Transcribe all the entries word for word, but omit the images.

**Records for processing:**
──────

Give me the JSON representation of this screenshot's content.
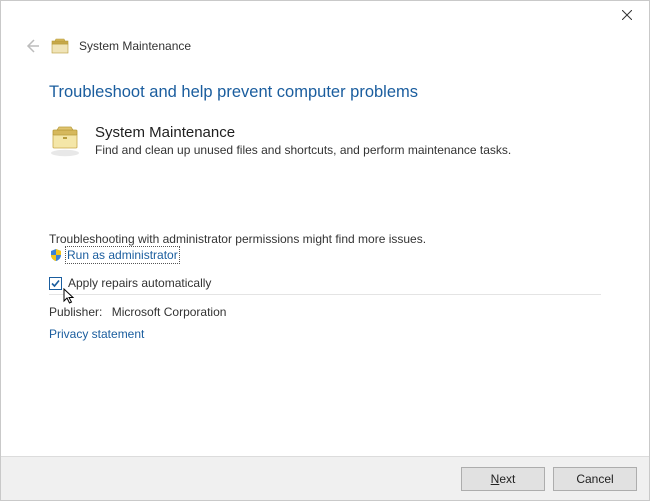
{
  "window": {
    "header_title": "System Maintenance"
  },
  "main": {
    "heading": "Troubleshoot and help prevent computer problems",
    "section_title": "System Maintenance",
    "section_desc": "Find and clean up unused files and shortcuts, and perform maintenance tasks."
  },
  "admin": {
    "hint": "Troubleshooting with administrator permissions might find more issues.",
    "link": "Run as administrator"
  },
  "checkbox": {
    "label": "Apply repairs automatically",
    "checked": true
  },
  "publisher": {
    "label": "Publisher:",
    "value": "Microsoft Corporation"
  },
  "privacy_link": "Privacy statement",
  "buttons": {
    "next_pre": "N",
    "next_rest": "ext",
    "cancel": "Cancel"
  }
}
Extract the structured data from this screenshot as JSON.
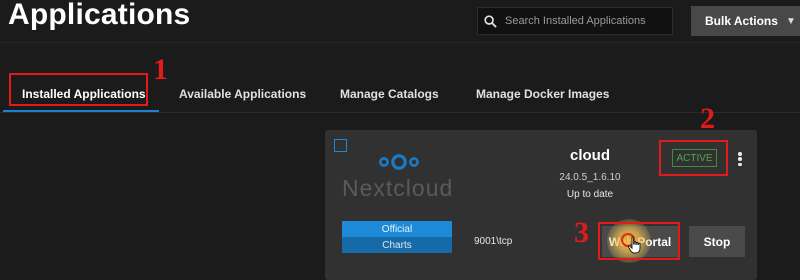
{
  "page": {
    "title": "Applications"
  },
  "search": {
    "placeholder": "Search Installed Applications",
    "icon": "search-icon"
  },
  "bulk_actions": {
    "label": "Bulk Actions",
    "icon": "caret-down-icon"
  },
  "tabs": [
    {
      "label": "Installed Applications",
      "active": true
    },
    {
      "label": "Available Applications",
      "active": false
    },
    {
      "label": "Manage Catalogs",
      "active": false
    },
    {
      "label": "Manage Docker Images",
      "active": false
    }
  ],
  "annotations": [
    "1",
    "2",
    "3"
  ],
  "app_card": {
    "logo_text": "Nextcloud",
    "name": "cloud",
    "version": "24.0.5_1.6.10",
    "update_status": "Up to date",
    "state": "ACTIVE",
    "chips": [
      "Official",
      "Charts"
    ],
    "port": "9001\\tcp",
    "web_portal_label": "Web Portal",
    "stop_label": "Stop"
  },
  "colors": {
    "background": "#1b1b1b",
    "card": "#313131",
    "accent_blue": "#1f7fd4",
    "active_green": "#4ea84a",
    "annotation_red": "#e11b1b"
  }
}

──────

**Completed exercise:**
Give me the JSON representation of this screenshot's content.
{
  "window": {
    "header_title": "System Maintenance"
  },
  "main": {
    "heading": "Troubleshoot and help prevent computer problems",
    "section_title": "System Maintenance",
    "section_desc": "Find and clean up unused files and shortcuts, and perform maintenance tasks."
  },
  "admin": {
    "hint": "Troubleshooting with administrator permissions might find more issues.",
    "link": "Run as administrator"
  },
  "checkbox": {
    "label": "Apply repairs automatically",
    "checked": true
  },
  "publisher": {
    "label": "Publisher:",
    "value": "Microsoft Corporation"
  },
  "privacy_link": "Privacy statement",
  "buttons": {
    "next_pre": "N",
    "next_rest": "ext",
    "cancel": "Cancel"
  }
}
Extract the structured data from this screenshot as JSON.
{
  "page": {
    "title": "Applications"
  },
  "search": {
    "placeholder": "Search Installed Applications",
    "icon": "search-icon"
  },
  "bulk_actions": {
    "label": "Bulk Actions",
    "icon": "caret-down-icon"
  },
  "tabs": [
    {
      "label": "Installed Applications",
      "active": true
    },
    {
      "label": "Available Applications",
      "active": false
    },
    {
      "label": "Manage Catalogs",
      "active": false
    },
    {
      "label": "Manage Docker Images",
      "active": false
    }
  ],
  "annotations": [
    "1",
    "2",
    "3"
  ],
  "app_card": {
    "logo_text": "Nextcloud",
    "name": "cloud",
    "version": "24.0.5_1.6.10",
    "update_status": "Up to date",
    "state": "ACTIVE",
    "chips": [
      "Official",
      "Charts"
    ],
    "port": "9001\\tcp",
    "web_portal_label": "Web Portal",
    "stop_label": "Stop"
  },
  "colors": {
    "background": "#1b1b1b",
    "card": "#313131",
    "accent_blue": "#1f7fd4",
    "active_green": "#4ea84a",
    "annotation_red": "#e11b1b"
  }
}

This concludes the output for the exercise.